## Short problem
Tally the lines in the following entries that include the word "object"; state only the total.

## Records to process
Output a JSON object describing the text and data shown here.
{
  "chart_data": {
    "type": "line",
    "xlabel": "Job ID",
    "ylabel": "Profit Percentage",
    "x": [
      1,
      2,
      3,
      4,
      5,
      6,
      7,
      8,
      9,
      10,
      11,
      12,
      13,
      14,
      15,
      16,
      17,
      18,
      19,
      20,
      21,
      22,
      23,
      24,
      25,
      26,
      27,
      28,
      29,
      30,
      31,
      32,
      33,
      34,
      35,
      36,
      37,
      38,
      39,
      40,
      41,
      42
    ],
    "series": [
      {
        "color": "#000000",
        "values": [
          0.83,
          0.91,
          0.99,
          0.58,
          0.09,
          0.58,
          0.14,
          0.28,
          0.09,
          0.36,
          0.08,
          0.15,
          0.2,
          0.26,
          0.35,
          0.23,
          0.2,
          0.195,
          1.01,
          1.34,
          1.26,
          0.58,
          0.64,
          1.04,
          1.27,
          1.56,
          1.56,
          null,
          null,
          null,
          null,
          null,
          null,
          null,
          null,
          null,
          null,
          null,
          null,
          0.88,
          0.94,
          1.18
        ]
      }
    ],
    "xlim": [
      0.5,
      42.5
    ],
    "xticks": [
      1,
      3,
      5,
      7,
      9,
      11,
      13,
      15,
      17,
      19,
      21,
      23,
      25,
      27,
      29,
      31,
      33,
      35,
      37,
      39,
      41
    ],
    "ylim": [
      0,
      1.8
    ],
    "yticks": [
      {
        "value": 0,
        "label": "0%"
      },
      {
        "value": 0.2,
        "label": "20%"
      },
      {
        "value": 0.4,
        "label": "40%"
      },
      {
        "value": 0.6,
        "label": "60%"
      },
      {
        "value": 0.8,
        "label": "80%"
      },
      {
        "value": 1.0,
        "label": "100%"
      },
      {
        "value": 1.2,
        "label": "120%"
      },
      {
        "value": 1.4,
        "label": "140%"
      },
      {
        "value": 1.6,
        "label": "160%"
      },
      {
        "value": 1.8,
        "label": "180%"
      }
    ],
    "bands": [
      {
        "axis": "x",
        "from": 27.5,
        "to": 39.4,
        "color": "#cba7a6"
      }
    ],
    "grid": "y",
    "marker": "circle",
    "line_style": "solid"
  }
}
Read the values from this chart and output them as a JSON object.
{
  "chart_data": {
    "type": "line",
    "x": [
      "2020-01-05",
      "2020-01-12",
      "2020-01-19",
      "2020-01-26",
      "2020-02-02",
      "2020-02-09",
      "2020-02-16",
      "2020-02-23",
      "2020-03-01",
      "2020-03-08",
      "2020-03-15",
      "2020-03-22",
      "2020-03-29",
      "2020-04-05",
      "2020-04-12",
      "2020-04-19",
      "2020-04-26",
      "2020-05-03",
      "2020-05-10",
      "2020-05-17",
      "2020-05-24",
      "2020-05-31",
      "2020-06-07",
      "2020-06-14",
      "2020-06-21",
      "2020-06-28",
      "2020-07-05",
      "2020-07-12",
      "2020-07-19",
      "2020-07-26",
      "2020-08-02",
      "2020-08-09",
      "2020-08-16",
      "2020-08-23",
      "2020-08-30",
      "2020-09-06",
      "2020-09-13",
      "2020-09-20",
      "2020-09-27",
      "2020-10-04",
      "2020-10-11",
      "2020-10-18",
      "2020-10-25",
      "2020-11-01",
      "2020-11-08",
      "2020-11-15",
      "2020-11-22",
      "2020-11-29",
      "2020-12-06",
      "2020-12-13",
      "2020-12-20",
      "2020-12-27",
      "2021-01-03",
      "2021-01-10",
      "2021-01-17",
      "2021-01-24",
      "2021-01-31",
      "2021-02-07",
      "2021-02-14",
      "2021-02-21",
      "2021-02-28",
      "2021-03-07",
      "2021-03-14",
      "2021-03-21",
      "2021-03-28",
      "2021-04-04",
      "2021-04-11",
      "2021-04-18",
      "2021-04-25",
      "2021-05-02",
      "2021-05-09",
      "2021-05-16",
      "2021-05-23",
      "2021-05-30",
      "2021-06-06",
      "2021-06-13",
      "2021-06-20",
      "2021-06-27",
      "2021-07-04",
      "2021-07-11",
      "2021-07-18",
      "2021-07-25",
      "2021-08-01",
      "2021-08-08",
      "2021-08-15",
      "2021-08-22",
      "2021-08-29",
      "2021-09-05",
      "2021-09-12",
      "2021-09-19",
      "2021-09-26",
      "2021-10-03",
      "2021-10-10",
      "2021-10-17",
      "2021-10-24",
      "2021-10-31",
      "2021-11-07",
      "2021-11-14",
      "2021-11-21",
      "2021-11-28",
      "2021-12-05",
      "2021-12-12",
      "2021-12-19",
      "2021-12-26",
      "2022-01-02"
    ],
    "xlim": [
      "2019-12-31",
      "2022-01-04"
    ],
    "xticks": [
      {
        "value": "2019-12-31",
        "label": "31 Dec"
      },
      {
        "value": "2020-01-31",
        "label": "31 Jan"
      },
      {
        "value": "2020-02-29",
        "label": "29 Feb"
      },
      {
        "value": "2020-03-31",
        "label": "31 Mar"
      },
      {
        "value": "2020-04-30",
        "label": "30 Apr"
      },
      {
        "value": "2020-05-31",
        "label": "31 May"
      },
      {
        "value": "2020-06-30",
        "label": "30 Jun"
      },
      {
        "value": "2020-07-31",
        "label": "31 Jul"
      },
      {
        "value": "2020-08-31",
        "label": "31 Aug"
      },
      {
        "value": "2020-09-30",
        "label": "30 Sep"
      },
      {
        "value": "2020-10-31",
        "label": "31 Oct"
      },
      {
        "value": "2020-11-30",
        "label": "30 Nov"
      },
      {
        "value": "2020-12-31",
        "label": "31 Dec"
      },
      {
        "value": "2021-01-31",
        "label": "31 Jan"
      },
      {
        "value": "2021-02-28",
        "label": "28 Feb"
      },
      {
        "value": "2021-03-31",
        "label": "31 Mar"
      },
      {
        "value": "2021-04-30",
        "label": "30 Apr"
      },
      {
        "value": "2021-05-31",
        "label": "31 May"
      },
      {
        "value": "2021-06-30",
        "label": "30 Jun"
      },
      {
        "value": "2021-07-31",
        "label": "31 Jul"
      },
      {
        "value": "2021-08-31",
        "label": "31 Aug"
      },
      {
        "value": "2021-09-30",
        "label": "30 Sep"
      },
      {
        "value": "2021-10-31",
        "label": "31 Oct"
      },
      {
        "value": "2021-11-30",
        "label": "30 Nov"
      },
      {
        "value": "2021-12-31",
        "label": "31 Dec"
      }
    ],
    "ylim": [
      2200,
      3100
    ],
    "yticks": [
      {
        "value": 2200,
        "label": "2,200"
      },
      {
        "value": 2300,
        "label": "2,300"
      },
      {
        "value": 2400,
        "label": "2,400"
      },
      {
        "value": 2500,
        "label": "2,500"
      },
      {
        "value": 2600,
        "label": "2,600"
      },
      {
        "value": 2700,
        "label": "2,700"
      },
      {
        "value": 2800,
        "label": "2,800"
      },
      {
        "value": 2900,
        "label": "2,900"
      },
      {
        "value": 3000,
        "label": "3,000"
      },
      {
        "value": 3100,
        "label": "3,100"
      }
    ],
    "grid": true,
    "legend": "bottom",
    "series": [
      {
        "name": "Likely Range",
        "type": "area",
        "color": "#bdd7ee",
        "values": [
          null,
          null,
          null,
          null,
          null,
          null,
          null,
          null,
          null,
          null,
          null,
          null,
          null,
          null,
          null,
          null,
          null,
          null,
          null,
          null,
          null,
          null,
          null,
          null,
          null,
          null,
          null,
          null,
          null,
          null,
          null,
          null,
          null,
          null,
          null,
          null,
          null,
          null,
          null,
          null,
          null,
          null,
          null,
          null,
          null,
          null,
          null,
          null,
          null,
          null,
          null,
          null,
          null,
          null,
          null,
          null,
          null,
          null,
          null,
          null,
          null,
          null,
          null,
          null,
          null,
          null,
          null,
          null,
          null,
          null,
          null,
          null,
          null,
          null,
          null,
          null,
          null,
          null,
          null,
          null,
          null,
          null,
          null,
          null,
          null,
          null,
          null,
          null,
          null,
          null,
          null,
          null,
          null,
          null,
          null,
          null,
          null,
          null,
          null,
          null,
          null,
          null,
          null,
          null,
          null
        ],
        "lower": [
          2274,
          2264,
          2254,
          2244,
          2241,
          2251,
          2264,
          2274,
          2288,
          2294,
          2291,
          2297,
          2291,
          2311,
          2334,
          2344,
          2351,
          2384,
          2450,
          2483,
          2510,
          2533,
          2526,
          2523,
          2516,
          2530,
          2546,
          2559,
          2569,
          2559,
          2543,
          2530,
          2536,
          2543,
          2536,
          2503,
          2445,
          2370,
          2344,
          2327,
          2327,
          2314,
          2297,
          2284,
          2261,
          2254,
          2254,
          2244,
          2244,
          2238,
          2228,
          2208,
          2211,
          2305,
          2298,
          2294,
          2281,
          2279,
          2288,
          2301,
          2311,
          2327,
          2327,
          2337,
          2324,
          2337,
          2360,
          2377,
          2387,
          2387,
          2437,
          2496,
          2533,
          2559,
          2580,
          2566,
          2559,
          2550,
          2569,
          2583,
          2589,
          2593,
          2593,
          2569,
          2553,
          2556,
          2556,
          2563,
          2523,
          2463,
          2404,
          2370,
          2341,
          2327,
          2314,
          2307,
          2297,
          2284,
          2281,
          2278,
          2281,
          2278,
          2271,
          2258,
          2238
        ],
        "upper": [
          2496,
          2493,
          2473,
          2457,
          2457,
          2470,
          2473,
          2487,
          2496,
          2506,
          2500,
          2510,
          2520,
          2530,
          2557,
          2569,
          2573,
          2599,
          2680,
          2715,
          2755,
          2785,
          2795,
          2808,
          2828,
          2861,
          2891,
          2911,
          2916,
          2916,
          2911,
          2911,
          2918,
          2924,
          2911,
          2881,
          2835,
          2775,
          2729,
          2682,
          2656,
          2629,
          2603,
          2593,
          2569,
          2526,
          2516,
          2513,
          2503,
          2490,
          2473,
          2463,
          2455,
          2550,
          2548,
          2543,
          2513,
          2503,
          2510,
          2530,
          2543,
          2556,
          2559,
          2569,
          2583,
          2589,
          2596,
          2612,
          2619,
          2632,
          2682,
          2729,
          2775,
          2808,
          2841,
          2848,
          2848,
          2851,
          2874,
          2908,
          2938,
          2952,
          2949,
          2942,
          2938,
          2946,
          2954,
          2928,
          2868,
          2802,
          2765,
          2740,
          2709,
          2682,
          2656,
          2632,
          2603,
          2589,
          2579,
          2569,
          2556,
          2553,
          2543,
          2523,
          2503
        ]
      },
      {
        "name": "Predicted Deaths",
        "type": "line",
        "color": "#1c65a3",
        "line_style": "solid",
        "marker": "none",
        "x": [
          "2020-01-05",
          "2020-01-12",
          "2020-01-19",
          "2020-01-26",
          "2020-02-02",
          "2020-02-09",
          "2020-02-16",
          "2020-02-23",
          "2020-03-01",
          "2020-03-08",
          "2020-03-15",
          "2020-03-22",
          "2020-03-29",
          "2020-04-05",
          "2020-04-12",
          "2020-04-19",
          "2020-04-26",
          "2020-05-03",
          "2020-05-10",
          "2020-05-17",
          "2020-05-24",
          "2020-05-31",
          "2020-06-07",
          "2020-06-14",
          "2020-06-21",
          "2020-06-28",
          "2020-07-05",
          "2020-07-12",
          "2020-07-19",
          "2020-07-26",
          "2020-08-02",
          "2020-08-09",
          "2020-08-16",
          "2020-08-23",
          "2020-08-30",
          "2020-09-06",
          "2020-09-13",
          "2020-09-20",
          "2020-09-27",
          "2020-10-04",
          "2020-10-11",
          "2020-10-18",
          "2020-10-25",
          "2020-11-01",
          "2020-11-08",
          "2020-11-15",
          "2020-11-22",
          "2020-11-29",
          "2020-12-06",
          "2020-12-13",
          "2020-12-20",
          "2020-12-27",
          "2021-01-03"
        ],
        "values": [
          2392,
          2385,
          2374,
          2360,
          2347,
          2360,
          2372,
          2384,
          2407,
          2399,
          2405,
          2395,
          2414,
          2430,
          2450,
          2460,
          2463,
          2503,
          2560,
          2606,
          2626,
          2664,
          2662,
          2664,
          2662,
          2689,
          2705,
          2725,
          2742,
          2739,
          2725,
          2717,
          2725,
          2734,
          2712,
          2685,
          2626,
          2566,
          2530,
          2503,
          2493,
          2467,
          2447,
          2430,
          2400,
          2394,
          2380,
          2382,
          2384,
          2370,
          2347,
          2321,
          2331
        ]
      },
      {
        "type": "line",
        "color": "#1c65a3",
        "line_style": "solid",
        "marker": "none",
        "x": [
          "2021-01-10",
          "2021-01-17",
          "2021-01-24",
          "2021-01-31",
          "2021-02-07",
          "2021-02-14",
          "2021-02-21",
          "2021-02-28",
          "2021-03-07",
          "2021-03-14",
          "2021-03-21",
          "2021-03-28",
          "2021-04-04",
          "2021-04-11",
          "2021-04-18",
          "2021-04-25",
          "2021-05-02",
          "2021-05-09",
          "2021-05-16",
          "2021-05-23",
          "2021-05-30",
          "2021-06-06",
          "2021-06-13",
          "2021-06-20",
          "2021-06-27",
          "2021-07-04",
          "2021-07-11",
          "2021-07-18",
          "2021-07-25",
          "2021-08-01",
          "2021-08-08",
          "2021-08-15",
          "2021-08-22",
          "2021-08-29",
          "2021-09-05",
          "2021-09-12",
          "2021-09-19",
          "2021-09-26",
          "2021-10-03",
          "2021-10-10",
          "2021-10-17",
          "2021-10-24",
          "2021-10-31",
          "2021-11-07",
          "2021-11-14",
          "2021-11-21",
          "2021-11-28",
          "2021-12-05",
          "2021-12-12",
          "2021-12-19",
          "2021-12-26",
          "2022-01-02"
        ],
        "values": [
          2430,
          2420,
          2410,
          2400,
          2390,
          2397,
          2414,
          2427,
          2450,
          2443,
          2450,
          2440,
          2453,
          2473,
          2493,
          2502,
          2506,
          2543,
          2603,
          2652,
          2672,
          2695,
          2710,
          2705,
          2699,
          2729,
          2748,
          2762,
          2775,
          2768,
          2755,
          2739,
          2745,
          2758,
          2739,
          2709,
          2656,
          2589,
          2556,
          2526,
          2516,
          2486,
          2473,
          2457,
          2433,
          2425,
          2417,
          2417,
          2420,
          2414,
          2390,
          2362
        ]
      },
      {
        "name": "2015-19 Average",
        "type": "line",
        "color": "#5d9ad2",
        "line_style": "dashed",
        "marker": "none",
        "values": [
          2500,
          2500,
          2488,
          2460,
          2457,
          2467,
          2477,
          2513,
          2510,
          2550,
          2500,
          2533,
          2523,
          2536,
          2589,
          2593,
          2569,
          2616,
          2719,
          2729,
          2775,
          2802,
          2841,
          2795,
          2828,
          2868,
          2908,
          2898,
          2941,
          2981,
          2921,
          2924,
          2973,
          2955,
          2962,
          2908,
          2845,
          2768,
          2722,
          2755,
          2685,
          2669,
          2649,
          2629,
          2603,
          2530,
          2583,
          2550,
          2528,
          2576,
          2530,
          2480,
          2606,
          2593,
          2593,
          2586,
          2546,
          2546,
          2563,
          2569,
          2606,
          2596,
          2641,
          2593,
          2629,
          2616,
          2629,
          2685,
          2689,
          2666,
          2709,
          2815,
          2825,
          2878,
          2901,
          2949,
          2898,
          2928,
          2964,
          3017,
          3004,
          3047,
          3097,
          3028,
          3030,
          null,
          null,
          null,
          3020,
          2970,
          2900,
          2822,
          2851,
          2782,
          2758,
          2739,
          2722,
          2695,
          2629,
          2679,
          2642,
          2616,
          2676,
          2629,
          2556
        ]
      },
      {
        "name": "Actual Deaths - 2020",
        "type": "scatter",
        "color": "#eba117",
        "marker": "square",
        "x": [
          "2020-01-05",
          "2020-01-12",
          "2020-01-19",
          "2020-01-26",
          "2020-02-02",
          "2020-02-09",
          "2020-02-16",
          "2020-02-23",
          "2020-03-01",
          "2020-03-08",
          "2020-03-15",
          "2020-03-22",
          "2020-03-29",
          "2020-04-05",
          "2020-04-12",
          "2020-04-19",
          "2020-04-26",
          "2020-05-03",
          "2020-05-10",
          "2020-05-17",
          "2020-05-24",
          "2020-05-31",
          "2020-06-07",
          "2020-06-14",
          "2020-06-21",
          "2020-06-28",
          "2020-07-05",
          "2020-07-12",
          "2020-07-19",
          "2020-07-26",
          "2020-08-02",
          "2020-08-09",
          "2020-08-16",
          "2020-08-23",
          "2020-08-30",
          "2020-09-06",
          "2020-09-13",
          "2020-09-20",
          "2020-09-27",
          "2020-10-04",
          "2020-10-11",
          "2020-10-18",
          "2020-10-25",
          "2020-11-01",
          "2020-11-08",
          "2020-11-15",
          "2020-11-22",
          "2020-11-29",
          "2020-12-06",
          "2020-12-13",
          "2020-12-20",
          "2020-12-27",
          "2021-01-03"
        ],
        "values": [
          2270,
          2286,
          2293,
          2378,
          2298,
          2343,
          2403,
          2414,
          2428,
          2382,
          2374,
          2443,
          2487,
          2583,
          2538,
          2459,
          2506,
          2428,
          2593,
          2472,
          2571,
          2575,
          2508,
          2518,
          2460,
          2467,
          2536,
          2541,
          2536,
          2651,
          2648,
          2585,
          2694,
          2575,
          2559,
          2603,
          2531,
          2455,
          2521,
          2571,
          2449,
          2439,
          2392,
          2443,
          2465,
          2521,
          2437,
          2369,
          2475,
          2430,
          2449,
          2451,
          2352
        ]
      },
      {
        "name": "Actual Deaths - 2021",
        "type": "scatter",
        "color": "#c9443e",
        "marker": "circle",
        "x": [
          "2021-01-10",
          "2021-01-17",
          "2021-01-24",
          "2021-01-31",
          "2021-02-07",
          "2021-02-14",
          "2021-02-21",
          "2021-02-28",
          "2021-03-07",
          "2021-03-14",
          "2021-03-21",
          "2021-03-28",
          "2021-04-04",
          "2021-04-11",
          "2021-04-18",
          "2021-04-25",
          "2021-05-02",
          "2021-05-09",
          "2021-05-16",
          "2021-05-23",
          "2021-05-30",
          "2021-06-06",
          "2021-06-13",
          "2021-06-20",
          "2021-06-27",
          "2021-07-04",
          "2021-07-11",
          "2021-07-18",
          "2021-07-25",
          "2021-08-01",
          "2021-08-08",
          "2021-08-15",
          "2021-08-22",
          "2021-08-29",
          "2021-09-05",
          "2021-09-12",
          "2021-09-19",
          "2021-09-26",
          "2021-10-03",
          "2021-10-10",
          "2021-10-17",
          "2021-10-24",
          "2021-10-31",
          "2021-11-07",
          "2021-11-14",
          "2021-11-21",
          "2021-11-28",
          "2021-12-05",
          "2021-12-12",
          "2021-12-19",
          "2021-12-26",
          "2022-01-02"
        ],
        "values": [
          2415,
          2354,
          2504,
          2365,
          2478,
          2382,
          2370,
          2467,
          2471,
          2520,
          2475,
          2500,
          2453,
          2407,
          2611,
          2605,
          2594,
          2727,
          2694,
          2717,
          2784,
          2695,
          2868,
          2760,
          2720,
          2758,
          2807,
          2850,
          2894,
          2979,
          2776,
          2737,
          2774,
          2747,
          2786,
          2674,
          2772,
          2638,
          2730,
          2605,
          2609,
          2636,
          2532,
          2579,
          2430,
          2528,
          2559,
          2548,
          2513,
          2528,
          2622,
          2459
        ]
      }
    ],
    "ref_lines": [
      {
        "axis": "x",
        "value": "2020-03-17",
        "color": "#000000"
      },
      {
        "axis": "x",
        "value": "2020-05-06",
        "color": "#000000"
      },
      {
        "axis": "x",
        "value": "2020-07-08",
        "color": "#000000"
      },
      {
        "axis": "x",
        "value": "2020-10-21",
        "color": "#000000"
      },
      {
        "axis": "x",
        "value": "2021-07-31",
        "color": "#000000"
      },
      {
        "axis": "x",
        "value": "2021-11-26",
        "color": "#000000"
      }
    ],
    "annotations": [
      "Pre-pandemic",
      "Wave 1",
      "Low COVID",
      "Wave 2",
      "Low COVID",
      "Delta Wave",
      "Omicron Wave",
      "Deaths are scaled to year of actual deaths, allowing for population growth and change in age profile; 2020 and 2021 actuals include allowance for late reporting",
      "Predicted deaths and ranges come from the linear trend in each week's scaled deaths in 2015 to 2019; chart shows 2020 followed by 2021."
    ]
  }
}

--

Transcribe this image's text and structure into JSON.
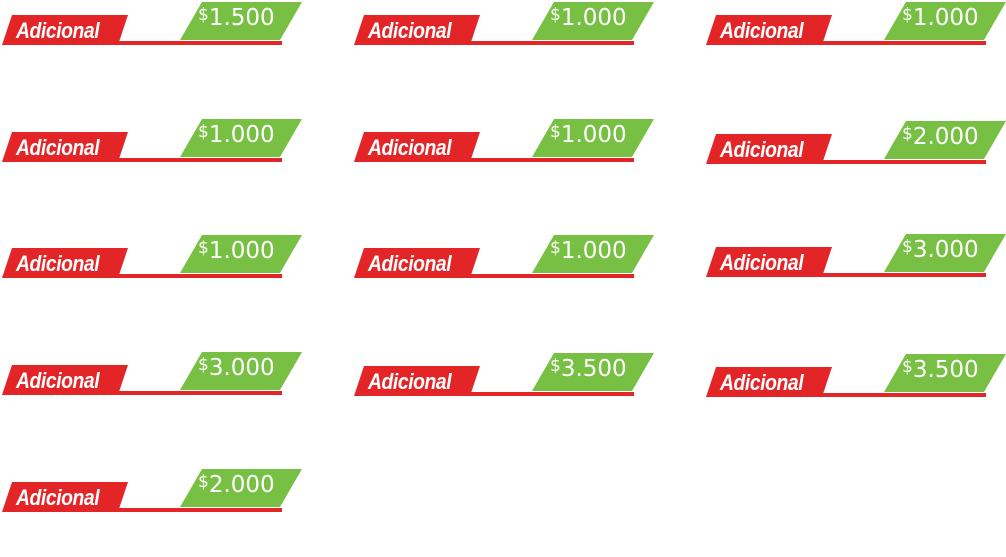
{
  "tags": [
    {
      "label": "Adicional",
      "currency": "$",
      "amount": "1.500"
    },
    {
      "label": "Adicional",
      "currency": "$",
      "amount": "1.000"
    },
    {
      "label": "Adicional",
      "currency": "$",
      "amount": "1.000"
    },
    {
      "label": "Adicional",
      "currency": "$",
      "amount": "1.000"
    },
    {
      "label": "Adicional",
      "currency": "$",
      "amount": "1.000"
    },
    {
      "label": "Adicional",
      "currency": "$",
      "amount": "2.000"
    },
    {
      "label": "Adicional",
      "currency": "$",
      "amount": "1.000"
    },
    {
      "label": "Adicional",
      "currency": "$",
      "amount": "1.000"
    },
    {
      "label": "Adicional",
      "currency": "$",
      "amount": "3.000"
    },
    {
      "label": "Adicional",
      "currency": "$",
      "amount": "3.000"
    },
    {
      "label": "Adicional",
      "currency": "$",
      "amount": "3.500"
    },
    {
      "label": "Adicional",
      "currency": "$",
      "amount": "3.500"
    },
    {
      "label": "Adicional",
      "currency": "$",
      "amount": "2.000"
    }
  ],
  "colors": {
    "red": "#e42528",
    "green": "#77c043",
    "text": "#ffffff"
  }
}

## Written solution
2